▶ **GOAL OF THE EXERCISE**
Count every line where "ОБЩЕСТВО" occurs. Give the total alone.

-- START INFORMATION PROVIDED --

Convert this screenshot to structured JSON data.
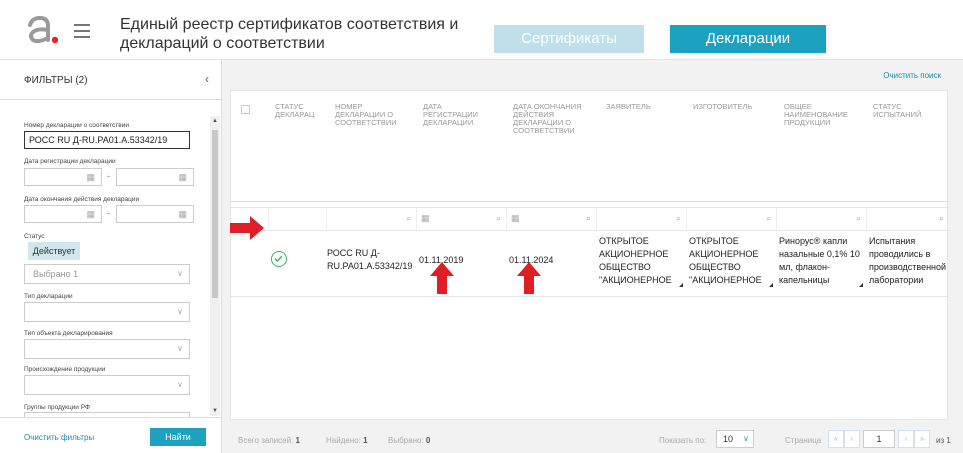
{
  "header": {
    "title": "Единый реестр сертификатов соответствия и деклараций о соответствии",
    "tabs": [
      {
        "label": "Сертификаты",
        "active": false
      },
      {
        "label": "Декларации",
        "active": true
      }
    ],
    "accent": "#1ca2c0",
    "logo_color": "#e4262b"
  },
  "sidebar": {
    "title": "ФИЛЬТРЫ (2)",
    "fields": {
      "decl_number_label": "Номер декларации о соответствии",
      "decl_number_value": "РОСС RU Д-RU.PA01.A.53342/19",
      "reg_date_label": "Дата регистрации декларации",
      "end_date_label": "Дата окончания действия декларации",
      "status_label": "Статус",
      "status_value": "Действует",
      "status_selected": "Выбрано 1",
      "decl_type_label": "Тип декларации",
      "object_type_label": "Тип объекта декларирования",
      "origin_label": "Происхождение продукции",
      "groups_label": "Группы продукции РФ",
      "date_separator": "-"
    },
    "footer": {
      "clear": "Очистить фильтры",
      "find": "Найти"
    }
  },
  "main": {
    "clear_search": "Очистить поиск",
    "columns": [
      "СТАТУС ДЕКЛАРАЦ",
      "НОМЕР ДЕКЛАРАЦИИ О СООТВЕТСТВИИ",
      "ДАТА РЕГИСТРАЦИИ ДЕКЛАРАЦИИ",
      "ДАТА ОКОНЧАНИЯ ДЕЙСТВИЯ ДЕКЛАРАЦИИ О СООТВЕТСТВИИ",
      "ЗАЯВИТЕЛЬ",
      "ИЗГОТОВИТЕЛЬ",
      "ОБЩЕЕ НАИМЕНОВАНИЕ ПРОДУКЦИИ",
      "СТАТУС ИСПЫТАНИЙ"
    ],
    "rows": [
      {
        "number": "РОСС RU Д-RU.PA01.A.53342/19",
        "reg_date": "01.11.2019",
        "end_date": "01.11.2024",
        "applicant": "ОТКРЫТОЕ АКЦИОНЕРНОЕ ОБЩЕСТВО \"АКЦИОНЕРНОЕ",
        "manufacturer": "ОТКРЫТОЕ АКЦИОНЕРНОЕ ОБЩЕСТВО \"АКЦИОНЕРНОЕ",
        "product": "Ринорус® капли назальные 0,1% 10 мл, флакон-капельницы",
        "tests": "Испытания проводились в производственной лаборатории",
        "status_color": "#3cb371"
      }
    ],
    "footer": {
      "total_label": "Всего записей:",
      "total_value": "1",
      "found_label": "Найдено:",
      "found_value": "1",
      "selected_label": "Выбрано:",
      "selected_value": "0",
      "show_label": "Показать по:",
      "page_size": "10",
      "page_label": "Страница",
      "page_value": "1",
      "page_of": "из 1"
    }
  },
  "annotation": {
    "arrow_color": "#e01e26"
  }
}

-- END INFORMATION PROVIDED --

▶ **COMPLETED EXERCISE**
2